§ RECORD EXTRACTS:
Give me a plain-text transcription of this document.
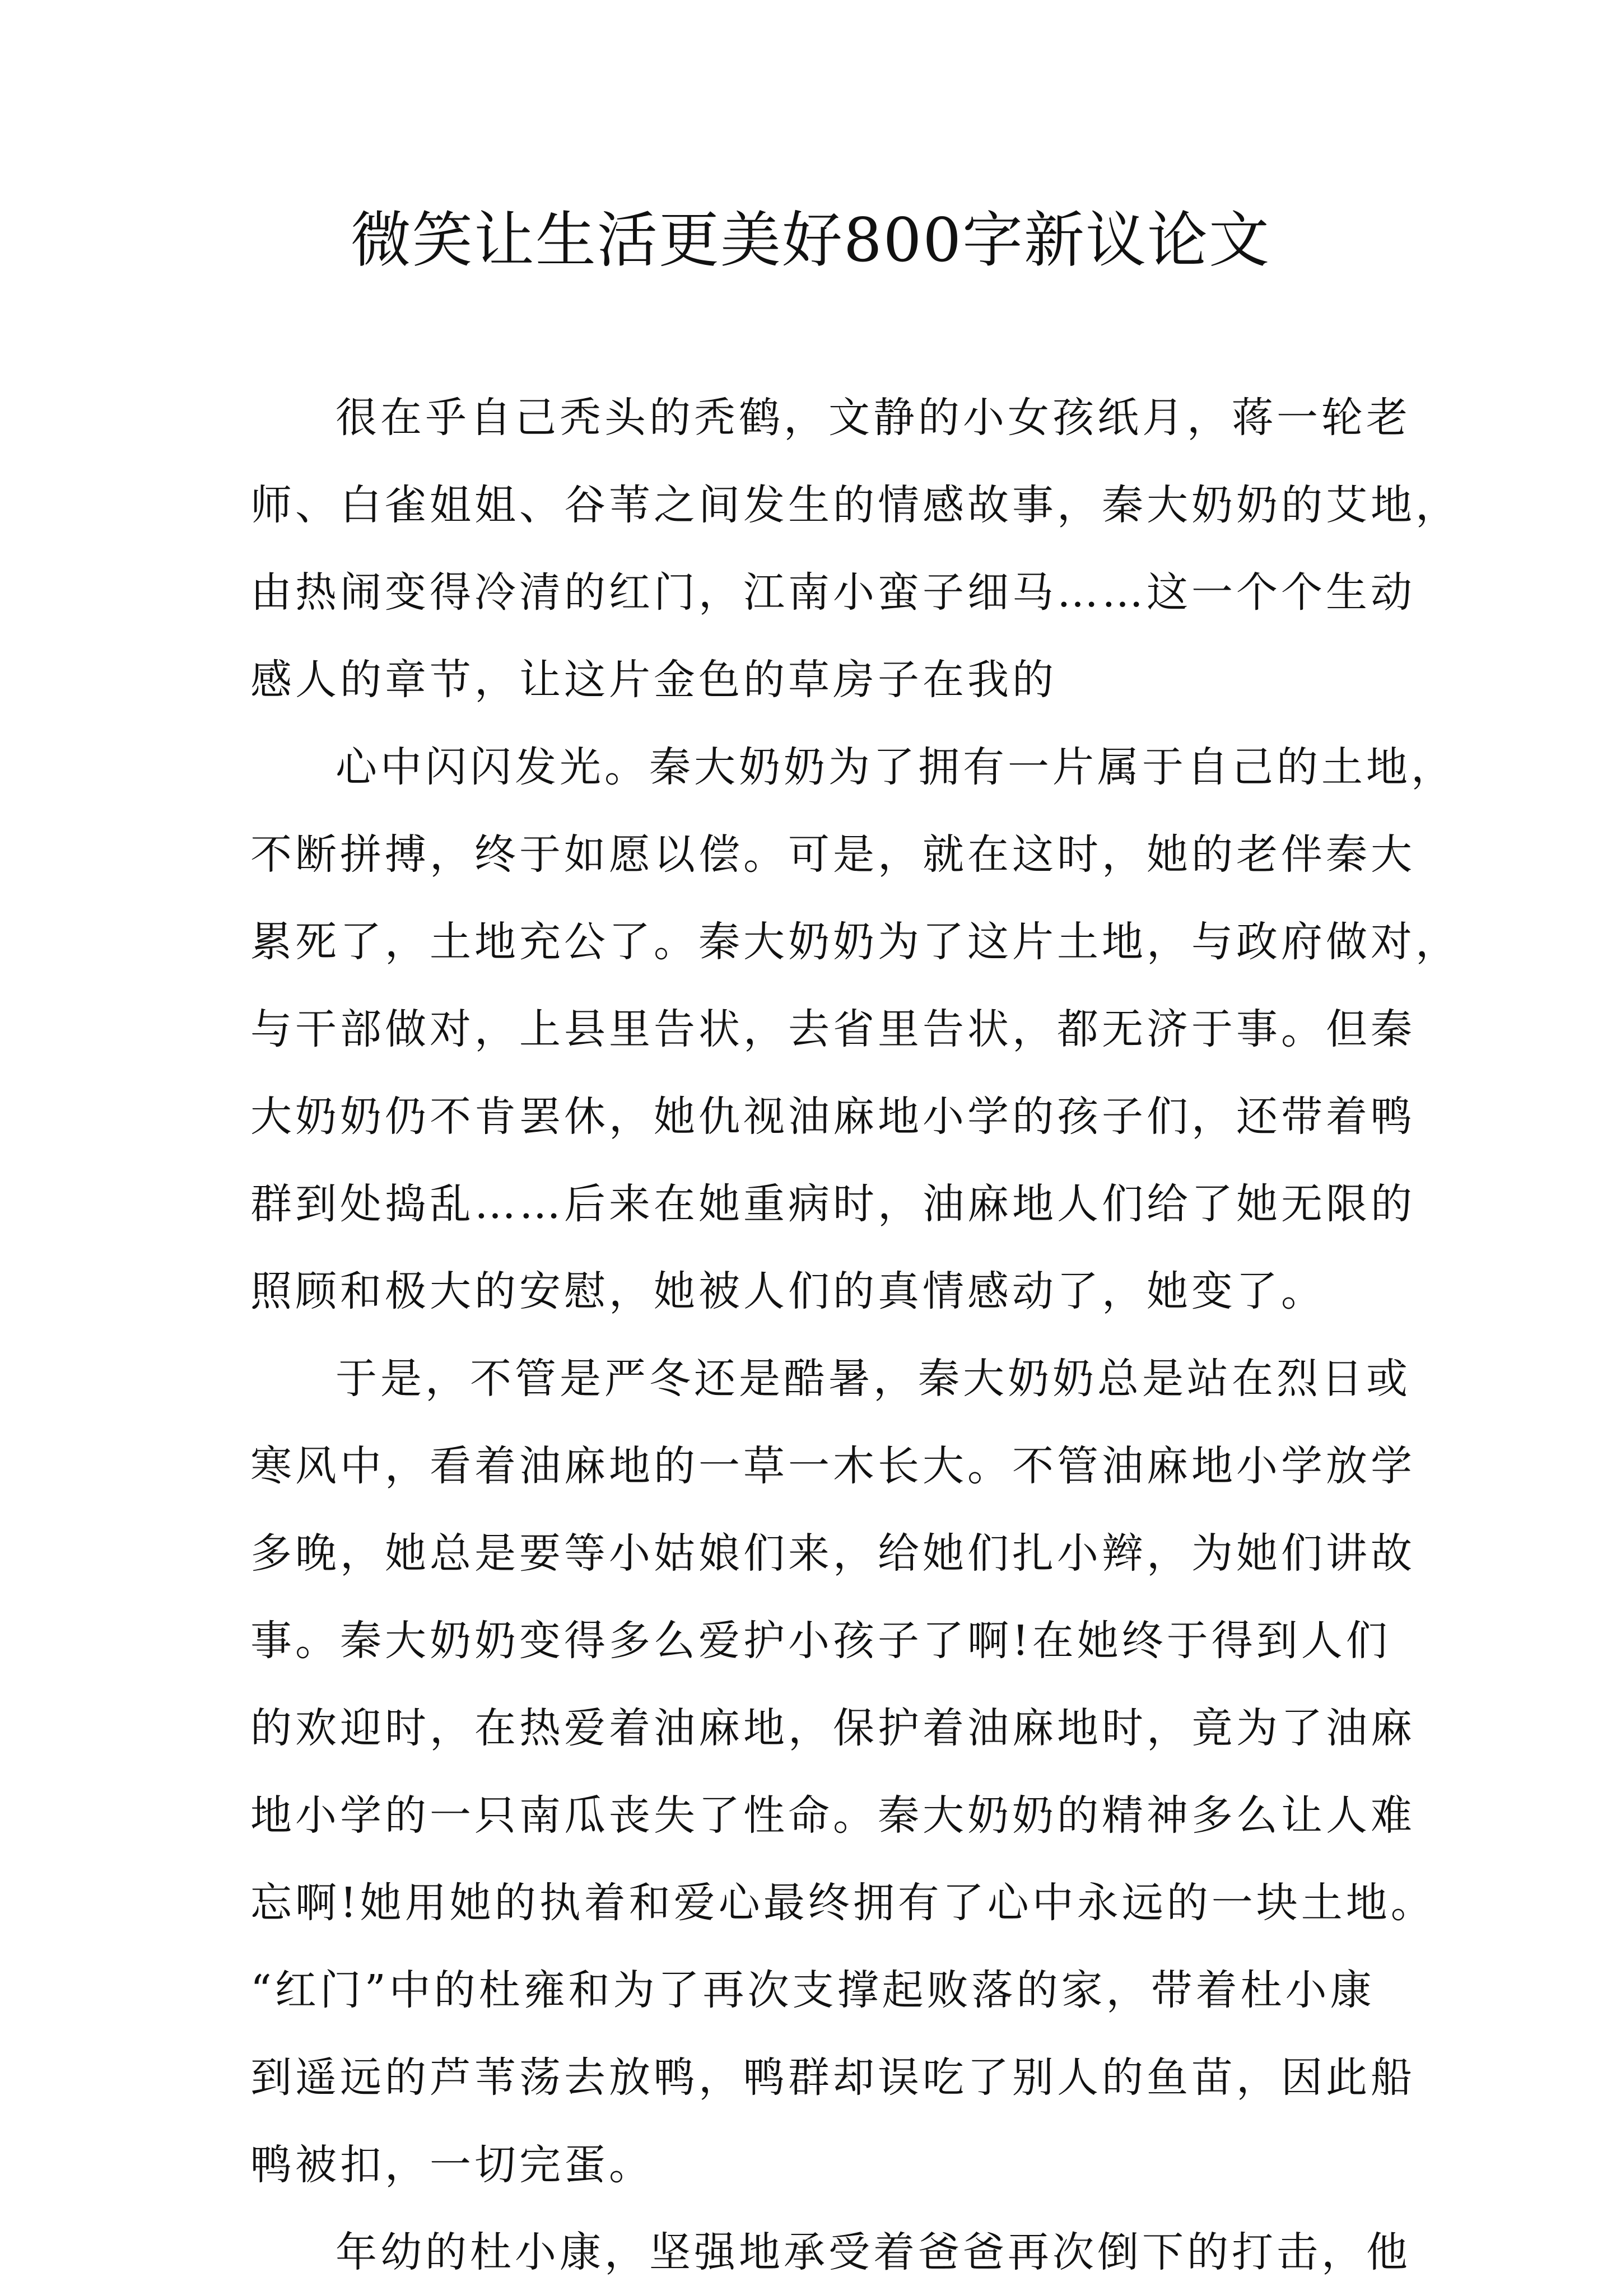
微笑让生活更美好800字新议论文
很在乎自己秃头的秃鹤，文静的小女孩纸月，蒋一轮老
师、白雀姐姐、谷苇之间发生的情感故事，秦大奶奶的艾地，
由热闹变得冷清的红门，江南小蛮子细马……这一个个生动
感人的章节，让这片金色的草房子在我的
心中闪闪发光。秦大奶奶为了拥有一片属于自己的土地，
不断拼搏，终于如愿以偿。可是，就在这时，她的老伴秦大
累死了，土地充公了。秦大奶奶为了这片土地，与政府做对，
与干部做对，上县里告状，去省里告状，都无济于事。但秦
大奶奶仍不肯罢休，她仇视油麻地小学的孩子们，还带着鸭
群到处捣乱……后来在她重病时，油麻地人们给了她无限的
照顾和极大的安慰，她被人们的真情感动了，她变了。
于是，不管是严冬还是酷暑，秦大奶奶总是站在烈日或
寒风中，看着油麻地的一草一木长大。不管油麻地小学放学
多晚，她总是要等小姑娘们来，给她们扎小辫，为她们讲故
事。秦大奶奶变得多么爱护小孩子了啊!在她终于得到人们
的欢迎时，在热爱着油麻地，保护着油麻地时，竟为了油麻
地小学的一只南瓜丧失了性命。秦大奶奶的精神多么让人难
忘啊!她用她的执着和爱心最终拥有了心中永远的一块土地。
“红门”中的杜雍和为了再次支撑起败落的家，带着杜小康
到遥远的芦苇荡去放鸭，鸭群却误吃了别人的鱼苗，因此船
鸭被扣，一切完蛋。
年幼的杜小康，坚强地承受着爸爸再次倒下的打击，他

§ EXERCISE TASK: Write out each line again precisely as it appears, skipping every picture.

§ THE RESPONSE:
Give me a plain-text transcription of this document.
微笑让生活更美好800字新议论文
很在乎自己秃头的秃鹤，文静的小女孩纸月，蒋一轮老
师、白雀姐姐、谷苇之间发生的情感故事，秦大奶奶的艾地，
由热闹变得冷清的红门，江南小蛮子细马……这一个个生动
感人的章节，让这片金色的草房子在我的
心中闪闪发光。秦大奶奶为了拥有一片属于自己的土地，
不断拼搏，终于如愿以偿。可是，就在这时，她的老伴秦大
累死了，土地充公了。秦大奶奶为了这片土地，与政府做对，
与干部做对，上县里告状，去省里告状，都无济于事。但秦
大奶奶仍不肯罢休，她仇视油麻地小学的孩子们，还带着鸭
群到处捣乱……后来在她重病时，油麻地人们给了她无限的
照顾和极大的安慰，她被人们的真情感动了，她变了。
于是，不管是严冬还是酷暑，秦大奶奶总是站在烈日或
寒风中，看着油麻地的一草一木长大。不管油麻地小学放学
多晚，她总是要等小姑娘们来，给她们扎小辫，为她们讲故
事。秦大奶奶变得多么爱护小孩子了啊!在她终于得到人们
的欢迎时，在热爱着油麻地，保护着油麻地时，竟为了油麻
地小学的一只南瓜丧失了性命。秦大奶奶的精神多么让人难
忘啊!她用她的执着和爱心最终拥有了心中永远的一块土地。
“红门”中的杜雍和为了再次支撑起败落的家，带着杜小康
到遥远的芦苇荡去放鸭，鸭群却误吃了别人的鱼苗，因此船
鸭被扣，一切完蛋。
年幼的杜小康，坚强地承受着爸爸再次倒下的打击，他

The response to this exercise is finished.